**Data lines:**
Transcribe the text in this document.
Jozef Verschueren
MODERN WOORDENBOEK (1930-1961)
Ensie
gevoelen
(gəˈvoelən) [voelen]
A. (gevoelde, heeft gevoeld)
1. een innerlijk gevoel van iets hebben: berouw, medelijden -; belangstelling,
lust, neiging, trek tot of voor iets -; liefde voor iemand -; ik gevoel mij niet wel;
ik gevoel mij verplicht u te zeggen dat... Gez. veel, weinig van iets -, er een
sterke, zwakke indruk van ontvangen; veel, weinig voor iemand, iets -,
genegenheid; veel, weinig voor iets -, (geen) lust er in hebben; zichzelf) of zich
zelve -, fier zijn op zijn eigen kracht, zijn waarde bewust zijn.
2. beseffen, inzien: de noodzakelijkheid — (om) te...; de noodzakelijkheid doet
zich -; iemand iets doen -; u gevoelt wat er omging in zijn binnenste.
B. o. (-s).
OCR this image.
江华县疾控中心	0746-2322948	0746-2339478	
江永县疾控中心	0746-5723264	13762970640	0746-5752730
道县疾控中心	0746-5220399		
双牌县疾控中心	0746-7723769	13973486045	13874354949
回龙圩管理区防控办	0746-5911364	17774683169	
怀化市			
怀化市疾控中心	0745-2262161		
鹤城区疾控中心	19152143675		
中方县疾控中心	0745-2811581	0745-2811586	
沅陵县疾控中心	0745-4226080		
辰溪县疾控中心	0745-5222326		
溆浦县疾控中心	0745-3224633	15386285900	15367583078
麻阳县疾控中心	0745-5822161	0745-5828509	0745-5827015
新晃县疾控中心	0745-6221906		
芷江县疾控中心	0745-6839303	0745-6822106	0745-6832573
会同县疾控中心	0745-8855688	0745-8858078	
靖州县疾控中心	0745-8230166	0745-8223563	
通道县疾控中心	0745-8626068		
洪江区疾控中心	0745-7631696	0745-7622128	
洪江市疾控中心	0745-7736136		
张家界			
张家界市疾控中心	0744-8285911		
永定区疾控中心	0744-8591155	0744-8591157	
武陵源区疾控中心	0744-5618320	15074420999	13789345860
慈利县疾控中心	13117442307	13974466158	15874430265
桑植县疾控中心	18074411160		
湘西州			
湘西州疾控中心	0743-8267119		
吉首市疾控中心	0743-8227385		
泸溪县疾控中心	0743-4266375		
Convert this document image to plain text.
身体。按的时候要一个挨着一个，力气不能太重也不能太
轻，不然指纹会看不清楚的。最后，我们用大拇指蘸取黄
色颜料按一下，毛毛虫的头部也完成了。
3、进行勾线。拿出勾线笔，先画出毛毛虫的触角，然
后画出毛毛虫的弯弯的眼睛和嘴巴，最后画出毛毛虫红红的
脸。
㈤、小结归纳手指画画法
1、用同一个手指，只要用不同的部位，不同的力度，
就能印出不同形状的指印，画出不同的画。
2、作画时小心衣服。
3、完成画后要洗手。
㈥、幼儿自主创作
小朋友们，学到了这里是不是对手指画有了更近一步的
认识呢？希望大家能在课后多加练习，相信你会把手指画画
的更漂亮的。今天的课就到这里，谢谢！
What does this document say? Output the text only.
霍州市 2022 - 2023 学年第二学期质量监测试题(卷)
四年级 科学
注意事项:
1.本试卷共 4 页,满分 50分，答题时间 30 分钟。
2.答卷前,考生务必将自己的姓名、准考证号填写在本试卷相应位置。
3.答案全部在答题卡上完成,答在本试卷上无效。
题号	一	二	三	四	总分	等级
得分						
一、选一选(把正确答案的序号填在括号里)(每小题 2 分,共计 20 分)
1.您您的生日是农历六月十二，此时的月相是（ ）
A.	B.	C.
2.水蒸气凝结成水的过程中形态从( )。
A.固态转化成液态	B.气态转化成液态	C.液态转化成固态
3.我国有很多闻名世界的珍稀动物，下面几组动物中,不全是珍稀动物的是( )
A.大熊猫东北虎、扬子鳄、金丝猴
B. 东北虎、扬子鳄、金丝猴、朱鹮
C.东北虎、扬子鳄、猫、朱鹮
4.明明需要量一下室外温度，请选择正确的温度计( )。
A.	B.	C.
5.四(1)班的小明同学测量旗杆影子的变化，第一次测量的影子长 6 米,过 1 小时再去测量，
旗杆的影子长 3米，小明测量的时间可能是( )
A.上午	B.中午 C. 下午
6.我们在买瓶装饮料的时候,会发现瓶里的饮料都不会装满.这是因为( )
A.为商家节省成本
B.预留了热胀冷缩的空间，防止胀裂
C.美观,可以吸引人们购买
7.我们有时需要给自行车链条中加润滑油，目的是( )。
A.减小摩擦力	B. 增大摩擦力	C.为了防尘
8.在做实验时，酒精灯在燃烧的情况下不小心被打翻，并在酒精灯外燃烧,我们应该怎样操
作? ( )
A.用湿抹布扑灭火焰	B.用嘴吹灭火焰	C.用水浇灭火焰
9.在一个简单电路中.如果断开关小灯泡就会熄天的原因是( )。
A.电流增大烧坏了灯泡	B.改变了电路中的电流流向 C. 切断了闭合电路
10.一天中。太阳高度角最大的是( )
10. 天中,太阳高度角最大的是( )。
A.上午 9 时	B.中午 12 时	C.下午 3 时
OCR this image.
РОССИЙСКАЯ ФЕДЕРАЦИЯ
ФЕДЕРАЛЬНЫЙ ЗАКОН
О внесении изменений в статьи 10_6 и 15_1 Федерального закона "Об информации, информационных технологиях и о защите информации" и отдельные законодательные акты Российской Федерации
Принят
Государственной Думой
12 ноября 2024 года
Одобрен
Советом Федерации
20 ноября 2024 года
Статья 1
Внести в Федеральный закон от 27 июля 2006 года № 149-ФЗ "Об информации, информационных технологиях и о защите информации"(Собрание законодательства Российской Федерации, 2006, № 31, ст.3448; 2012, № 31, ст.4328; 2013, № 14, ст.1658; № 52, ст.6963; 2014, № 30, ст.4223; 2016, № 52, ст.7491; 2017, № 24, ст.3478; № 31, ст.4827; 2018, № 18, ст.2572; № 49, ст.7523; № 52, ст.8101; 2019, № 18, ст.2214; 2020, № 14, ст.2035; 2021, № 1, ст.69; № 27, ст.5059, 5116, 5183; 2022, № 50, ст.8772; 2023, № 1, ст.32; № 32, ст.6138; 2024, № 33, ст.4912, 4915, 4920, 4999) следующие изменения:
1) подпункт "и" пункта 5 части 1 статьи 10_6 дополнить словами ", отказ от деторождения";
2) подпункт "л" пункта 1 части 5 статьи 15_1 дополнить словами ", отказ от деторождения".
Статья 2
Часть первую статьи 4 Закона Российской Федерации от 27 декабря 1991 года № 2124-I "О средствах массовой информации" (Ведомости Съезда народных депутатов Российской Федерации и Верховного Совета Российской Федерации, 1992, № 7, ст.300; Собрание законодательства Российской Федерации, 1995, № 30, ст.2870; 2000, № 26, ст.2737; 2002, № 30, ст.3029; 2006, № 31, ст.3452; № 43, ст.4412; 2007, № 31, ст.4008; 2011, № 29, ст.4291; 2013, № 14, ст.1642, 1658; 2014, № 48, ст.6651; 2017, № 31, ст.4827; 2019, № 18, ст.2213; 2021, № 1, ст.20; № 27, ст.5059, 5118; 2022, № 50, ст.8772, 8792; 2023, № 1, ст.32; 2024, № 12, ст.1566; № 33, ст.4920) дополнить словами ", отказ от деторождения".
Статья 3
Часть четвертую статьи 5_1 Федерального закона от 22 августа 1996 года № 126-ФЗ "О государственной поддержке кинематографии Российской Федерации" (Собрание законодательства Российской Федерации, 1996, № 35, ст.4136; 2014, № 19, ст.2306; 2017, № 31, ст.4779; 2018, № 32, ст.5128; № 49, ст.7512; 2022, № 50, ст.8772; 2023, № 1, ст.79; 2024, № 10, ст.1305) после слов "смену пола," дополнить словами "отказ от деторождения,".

**Exercise task:**
Determine how many lines of the entries above carry the string "iemand", and give that number alone.

**Result of the task:**
3